Storage¶
Stateless applications/services are fun, but eventually we would like to store some state/data. The options we have are:
- Rook/Ceph: I have tested rook and the options are and features are really extensive and very good. It is quite stable, but we are facing the limitations of our platform. Raspberry Pi is an arm64 platform. Ceph does support arm64, but some other usefull features (e.g. running NFS endpoints) did not have yet arm64 images. Furthermore it needs a lot of CPU and memory. To deploy a fully functional ceph cluster we need at least 10 Raspberry Pi (and they have to be raspberry pi 4 with at least 4GB of RAM). So technically it is possible and I have done it, but the headaches are too many. Do not get me wrong. I am pushing what is feasible by deploying it to Raspberry Pies and it still worked. So kudos to Ceph. But probably it is an overcomplicated solution for what I want to do.

To-do list ->
1. Rewrite the records from their first line through the line containing "cwb-contour [328,295,343,313]", changing "bounding boxes" to "enclosing rectangles" and nothing else.
2. Resume the text about storage options for a Raspberry Pi cluster, picking up after its last sentence.
The storage text and the records below it were taken from unrelated sources.

[Annotated element entries]
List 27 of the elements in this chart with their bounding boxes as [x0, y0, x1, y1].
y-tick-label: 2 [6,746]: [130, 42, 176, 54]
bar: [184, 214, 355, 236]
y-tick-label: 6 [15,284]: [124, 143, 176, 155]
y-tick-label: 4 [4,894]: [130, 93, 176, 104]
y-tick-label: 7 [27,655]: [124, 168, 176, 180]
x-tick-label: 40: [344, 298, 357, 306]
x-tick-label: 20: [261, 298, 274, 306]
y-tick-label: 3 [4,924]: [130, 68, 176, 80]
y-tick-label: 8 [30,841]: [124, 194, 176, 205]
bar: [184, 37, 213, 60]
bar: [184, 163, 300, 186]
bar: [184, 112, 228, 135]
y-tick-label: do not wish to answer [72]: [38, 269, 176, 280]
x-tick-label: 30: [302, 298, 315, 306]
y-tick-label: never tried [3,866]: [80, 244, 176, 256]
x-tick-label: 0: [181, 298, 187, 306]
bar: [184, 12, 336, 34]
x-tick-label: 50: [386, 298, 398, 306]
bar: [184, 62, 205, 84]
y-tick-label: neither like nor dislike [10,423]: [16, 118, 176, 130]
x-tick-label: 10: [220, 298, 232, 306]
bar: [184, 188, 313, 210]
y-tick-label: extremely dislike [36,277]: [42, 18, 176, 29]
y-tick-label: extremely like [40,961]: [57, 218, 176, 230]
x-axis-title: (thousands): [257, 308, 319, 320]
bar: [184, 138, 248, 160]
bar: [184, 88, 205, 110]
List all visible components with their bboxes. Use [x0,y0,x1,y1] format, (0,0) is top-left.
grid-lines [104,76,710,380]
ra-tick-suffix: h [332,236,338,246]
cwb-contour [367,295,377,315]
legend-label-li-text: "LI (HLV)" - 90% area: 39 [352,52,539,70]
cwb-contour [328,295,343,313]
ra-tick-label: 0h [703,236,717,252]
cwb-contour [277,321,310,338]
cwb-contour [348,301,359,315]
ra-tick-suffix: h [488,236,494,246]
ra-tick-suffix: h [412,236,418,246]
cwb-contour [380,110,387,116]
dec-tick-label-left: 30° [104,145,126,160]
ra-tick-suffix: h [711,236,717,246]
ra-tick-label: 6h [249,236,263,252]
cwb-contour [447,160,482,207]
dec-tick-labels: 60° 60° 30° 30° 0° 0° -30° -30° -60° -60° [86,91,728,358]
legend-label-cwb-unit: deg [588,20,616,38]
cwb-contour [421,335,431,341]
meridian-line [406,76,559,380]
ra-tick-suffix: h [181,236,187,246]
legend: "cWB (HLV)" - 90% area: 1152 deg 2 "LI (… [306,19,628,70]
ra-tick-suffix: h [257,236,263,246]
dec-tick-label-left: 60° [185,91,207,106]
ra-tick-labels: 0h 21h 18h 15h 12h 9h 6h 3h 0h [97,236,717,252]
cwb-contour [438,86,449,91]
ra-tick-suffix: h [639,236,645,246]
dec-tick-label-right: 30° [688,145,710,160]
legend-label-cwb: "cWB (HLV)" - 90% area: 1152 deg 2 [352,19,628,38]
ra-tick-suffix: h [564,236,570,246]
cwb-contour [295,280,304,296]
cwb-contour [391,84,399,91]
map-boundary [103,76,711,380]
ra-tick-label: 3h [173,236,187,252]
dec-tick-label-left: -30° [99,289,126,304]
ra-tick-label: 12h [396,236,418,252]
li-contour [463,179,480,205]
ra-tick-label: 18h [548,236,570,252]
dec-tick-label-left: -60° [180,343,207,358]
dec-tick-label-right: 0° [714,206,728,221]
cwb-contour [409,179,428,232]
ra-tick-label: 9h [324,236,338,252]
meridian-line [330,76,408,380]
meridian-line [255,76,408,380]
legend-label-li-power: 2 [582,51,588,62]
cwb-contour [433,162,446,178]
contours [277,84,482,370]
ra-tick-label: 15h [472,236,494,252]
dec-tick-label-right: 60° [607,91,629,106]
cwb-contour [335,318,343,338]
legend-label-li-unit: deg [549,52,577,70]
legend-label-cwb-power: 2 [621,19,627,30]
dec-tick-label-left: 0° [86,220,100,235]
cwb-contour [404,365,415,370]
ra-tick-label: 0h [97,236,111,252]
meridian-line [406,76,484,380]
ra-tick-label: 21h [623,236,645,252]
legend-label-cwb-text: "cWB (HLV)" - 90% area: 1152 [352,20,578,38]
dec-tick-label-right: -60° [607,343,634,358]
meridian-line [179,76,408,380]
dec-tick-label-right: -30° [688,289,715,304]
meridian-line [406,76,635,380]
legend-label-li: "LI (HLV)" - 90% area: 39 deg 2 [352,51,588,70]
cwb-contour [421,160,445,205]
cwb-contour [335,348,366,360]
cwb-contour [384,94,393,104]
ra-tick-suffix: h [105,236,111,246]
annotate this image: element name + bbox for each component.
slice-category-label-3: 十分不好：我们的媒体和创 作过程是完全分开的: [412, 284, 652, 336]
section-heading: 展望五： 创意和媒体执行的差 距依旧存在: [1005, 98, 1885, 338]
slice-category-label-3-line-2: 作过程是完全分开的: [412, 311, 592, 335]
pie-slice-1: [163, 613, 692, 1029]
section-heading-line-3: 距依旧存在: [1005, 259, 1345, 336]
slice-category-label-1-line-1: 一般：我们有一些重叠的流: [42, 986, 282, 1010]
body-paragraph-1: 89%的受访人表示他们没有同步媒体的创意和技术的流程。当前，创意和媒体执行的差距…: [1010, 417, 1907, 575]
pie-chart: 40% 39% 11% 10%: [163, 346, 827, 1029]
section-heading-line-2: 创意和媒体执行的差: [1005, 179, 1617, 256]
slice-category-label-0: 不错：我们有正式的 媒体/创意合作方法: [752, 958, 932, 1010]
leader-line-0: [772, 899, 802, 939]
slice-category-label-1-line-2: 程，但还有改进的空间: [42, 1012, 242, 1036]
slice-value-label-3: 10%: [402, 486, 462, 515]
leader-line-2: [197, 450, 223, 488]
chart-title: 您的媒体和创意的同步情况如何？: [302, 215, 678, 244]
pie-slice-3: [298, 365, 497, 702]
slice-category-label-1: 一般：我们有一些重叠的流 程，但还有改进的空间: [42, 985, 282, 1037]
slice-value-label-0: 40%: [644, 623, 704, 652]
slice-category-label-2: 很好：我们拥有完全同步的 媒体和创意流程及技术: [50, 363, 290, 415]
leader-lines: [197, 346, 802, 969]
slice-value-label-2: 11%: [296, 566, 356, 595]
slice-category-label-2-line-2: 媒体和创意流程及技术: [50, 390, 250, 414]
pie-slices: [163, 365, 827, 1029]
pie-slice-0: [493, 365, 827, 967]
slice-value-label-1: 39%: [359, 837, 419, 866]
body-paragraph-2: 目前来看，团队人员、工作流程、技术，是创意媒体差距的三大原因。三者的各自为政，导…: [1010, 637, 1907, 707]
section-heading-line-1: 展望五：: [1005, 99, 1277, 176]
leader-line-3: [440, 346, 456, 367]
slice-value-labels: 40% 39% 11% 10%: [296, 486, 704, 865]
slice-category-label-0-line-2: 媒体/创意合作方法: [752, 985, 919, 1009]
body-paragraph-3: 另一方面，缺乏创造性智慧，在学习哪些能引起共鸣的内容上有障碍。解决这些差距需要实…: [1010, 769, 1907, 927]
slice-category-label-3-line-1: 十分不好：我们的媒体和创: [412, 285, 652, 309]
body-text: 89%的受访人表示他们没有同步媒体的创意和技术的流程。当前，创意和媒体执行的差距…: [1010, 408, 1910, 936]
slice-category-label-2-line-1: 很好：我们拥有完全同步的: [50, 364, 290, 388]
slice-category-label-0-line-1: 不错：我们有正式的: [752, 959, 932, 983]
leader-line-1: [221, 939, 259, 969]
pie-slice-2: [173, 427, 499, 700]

Responses in order ->
1.
List 27 of the elements in this chart with their enclosing rectangles as [x0, y0, x1, y1].
y-tick-label: 2 [6,746]: [130, 42, 176, 54]
bar: [184, 214, 355, 236]
y-tick-label: 6 [15,284]: [124, 143, 176, 155]
y-tick-label: 4 [4,894]: [130, 93, 176, 104]
y-tick-label: 7 [27,655]: [124, 168, 176, 180]
x-tick-label: 40: [344, 298, 357, 306]
x-tick-label: 20: [261, 298, 274, 306]
y-tick-label: 3 [4,924]: [130, 68, 176, 80]
y-tick-label: 8 [30,841]: [124, 194, 176, 205]
bar: [184, 37, 213, 60]
bar: [184, 163, 300, 186]
bar: [184, 112, 228, 135]
y-tick-label: do not wish to answer [72]: [38, 269, 176, 280]
x-tick-label: 30: [302, 298, 315, 306]
y-tick-label: never tried [3,866]: [80, 244, 176, 256]
x-tick-label: 0: [181, 298, 187, 306]
bar: [184, 12, 336, 34]
x-tick-label: 50: [386, 298, 398, 306]
bar: [184, 62, 205, 84]
y-tick-label: neither like nor dislike [10,423]: [16, 118, 176, 130]
x-tick-label: 10: [220, 298, 232, 306]
bar: [184, 188, 313, 210]
y-tick-label: extremely dislike [36,277]: [42, 18, 176, 29]
y-tick-label: extremely like [40,961]: [57, 218, 176, 230]
x-axis-title: (thousands): [257, 308, 319, 320]
bar: [184, 138, 248, 160]
bar: [184, 88, 205, 110]
List all visible components with their bboxes. Use [x0,y0,x1,y1] format, (0,0) is top-left.
grid-lines [104,76,710,380]
ra-tick-suffix: h [332,236,338,246]
cwb-contour [367,295,377,315]
legend-label-li-text: "LI (HLV)" - 90% area: 39 [352,52,539,70]
cwb-contour [328,295,343,313]

2.
- NFS: We can use an external nfs storage server. Probably this one will work like charm, but it is a single point of failure.
- Longhorn: This is another native Kubernetes storage, which seems quite promising. They only disadvantage is that it does not support sharding. So we will be limiting our selfes to the maximum size of our hard drives in the cluster. For my current use cases, it is more that fine. Furthermore it is supported from k3s. So we will go with it and see what happens.
Preparing the nodes¶
Before we are able to install longhorn, we have to prepare the nodes and mount the disks. To be able to do that we will have to able to find out where the devices are located. So we execute:
ansible disks -b -m ansible.builtin.shell -a 'blkid'
We will get something like:
/dev/sda: UUID="blah-blah-...-blah" TYPE="LVM2_member"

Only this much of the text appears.